=== Section Start ===

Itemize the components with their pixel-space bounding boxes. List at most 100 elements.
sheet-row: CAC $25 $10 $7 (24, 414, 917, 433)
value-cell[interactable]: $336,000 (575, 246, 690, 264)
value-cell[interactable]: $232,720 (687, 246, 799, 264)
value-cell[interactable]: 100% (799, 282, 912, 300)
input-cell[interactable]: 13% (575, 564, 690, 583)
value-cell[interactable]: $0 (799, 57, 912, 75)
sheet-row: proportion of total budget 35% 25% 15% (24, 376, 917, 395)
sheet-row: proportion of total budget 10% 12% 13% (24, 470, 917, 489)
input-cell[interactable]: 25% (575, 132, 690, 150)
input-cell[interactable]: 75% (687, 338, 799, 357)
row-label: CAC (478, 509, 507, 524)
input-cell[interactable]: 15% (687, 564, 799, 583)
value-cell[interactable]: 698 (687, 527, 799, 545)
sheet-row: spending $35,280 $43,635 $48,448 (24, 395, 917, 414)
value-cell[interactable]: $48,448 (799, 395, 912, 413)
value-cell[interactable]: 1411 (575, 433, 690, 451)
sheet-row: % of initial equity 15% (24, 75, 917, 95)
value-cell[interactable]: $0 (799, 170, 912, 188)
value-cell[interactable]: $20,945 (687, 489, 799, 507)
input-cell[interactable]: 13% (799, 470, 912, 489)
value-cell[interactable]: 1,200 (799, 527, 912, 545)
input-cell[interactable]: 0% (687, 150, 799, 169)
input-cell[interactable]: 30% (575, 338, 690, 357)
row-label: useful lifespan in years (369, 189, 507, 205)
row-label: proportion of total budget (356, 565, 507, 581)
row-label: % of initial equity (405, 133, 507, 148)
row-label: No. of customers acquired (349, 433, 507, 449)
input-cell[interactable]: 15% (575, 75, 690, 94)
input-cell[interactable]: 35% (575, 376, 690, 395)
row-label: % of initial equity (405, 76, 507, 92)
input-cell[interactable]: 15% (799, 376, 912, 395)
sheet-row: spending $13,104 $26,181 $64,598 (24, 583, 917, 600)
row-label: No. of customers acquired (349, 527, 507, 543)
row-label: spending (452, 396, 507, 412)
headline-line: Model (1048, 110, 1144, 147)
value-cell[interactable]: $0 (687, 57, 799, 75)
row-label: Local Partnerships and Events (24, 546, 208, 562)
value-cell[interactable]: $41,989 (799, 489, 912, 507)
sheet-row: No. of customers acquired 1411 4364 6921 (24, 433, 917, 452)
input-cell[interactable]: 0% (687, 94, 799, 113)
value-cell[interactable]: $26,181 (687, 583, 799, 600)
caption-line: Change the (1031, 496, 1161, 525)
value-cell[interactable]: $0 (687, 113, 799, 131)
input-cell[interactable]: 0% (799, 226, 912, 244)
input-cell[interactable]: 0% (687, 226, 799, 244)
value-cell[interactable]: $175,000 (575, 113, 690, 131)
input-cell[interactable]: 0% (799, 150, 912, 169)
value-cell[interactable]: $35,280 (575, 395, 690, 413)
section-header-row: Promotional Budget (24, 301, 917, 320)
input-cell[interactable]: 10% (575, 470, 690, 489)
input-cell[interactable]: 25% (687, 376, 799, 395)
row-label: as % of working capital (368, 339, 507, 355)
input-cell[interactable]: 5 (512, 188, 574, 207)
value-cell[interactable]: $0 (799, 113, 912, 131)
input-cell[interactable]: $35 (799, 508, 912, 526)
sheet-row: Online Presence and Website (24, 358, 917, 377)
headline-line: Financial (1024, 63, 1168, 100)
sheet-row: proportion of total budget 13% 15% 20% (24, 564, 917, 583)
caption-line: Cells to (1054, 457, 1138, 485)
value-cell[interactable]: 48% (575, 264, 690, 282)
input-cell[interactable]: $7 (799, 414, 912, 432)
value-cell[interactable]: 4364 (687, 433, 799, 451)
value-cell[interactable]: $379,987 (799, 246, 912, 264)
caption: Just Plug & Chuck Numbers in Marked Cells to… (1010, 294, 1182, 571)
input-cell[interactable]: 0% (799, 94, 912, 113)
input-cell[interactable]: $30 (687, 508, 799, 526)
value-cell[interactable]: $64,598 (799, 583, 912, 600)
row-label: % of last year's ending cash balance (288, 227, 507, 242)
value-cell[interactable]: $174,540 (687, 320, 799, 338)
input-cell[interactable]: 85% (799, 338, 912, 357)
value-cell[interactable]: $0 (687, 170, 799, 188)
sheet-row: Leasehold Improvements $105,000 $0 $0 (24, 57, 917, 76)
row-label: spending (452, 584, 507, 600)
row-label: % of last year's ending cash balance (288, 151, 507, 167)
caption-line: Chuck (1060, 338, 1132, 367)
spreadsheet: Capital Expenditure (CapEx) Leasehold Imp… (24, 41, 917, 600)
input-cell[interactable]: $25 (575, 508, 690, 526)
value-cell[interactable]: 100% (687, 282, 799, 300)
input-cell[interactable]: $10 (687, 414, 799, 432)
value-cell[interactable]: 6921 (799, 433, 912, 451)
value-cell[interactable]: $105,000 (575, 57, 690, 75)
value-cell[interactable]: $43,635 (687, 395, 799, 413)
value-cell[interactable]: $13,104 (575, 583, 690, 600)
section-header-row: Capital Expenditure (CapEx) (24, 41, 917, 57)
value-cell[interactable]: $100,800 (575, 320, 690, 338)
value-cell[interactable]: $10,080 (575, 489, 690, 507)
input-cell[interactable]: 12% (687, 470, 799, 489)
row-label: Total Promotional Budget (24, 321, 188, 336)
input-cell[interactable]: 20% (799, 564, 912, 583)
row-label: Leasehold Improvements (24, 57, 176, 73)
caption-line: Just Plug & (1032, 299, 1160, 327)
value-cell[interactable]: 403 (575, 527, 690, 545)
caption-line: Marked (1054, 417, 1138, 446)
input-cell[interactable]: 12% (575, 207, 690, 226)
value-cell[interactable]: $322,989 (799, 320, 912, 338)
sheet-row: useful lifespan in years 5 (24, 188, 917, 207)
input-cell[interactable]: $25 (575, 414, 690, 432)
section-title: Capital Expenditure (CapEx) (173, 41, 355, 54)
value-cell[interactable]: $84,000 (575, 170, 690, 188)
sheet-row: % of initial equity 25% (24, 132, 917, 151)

=== Section End ===
=== Section Start ===

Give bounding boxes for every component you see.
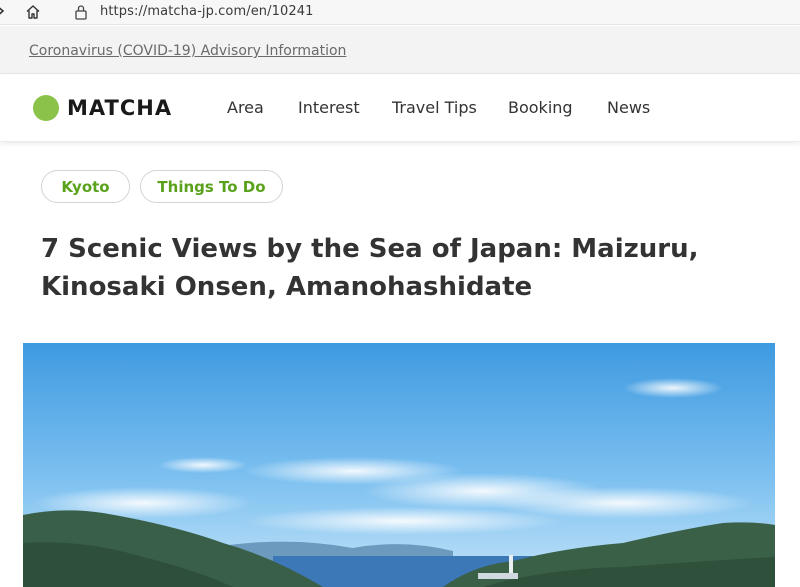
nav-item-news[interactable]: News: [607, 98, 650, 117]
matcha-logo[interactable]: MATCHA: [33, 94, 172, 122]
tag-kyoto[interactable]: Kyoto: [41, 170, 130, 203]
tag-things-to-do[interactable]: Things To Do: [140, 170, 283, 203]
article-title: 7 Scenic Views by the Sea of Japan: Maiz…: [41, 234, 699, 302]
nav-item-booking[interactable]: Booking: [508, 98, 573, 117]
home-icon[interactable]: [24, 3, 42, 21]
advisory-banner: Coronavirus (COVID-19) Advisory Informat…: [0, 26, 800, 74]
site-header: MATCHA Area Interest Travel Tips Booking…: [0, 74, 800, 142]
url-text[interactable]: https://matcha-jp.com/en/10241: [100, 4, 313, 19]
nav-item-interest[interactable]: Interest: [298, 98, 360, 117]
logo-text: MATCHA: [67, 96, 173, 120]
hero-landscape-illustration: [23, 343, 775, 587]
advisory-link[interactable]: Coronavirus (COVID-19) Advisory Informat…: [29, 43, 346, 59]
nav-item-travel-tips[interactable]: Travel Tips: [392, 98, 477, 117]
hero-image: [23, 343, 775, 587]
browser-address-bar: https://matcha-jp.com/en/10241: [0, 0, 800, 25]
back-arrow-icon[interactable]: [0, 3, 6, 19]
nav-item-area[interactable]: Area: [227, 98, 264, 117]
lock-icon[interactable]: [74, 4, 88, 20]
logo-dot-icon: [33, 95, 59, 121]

=== Section End ===
=== Section Start ===

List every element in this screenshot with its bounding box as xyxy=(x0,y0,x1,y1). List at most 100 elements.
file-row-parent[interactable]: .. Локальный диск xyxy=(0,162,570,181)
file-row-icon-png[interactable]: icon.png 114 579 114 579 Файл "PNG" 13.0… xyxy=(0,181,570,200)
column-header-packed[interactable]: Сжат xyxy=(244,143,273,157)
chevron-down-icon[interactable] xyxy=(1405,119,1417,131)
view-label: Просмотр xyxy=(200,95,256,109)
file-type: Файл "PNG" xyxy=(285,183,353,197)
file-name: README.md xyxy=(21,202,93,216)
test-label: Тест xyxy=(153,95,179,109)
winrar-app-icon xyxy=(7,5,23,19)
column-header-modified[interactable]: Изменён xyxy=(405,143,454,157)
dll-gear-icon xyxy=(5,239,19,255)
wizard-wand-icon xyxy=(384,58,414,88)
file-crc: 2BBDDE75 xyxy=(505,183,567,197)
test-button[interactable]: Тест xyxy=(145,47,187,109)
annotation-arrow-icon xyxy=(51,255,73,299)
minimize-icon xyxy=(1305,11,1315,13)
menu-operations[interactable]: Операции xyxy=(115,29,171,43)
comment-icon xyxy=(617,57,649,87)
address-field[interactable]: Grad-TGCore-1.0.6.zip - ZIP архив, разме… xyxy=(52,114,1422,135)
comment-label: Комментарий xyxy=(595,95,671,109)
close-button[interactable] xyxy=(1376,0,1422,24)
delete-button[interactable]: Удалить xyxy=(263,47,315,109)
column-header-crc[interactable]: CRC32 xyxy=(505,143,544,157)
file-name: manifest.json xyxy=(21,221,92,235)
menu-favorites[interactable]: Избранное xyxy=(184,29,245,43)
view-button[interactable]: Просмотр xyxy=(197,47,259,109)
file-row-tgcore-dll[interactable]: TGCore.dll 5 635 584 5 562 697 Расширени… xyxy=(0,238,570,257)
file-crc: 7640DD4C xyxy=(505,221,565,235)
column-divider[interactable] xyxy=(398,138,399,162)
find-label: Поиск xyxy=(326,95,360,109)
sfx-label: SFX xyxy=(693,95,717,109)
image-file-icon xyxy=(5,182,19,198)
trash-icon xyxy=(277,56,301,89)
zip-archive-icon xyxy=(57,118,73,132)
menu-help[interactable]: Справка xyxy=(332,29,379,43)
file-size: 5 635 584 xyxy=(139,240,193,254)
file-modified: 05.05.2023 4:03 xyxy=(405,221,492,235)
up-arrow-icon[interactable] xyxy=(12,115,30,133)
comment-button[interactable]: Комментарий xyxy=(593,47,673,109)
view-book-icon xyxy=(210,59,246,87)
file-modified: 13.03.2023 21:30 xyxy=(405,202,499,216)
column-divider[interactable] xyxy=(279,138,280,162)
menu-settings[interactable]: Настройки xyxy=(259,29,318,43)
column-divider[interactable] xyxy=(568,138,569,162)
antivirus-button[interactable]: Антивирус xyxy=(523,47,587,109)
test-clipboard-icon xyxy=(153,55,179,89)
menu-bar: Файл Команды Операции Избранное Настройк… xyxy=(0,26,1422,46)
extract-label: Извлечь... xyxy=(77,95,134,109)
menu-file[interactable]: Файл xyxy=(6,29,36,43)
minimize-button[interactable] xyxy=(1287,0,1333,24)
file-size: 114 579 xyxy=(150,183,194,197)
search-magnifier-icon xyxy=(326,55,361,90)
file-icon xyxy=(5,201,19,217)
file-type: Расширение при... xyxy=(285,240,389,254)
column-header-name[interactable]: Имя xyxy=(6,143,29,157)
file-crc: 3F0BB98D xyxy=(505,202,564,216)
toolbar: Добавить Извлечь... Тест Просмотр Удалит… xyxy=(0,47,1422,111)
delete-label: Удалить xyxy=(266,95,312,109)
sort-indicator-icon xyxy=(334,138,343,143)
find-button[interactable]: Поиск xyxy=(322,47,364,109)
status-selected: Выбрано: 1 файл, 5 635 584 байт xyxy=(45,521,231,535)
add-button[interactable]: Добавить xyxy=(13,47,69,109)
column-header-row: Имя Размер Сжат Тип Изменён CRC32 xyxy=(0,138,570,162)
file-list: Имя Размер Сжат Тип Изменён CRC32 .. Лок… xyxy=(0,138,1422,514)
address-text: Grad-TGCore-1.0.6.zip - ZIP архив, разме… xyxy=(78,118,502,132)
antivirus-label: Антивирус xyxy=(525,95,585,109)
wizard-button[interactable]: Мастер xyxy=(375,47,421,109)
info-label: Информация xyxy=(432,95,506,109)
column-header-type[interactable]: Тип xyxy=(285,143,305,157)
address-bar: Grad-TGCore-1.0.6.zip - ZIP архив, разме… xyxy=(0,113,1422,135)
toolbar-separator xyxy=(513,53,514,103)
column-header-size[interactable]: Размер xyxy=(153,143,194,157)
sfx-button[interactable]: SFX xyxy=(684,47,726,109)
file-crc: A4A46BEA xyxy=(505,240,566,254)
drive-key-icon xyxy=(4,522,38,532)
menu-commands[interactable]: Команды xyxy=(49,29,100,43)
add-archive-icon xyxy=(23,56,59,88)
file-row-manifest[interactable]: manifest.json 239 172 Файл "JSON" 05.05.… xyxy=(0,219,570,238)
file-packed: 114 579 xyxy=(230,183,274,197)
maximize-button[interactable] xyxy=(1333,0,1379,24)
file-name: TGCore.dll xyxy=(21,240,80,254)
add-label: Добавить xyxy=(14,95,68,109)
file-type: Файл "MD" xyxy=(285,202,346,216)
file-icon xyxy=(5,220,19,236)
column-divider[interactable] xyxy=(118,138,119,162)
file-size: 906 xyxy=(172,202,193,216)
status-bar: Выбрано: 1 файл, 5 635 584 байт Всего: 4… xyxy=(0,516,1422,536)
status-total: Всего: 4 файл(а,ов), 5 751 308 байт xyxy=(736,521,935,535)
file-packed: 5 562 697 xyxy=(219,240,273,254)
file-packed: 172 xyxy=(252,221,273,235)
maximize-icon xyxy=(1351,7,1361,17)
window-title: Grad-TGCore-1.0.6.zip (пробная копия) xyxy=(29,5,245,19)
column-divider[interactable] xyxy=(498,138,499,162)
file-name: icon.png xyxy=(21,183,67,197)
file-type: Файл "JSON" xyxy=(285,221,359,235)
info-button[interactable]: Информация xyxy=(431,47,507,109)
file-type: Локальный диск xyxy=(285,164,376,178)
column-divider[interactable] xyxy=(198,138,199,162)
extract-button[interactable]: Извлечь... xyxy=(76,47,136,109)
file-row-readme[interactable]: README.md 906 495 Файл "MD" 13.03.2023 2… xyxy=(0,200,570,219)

=== Section End ===

Activity: For each line of the entries that holds the word "Размер", pull that line out.

Result of the exercise:
column-header-row: Имя Размер Сжат Тип Изменён CRC32 xyxy=(0,138,570,162)
file-list: Имя Размер Сжат Тип Изменён CRC32 .. Лок… xyxy=(0,138,1422,514)
column-header-size[interactable]: Размер xyxy=(153,143,194,157)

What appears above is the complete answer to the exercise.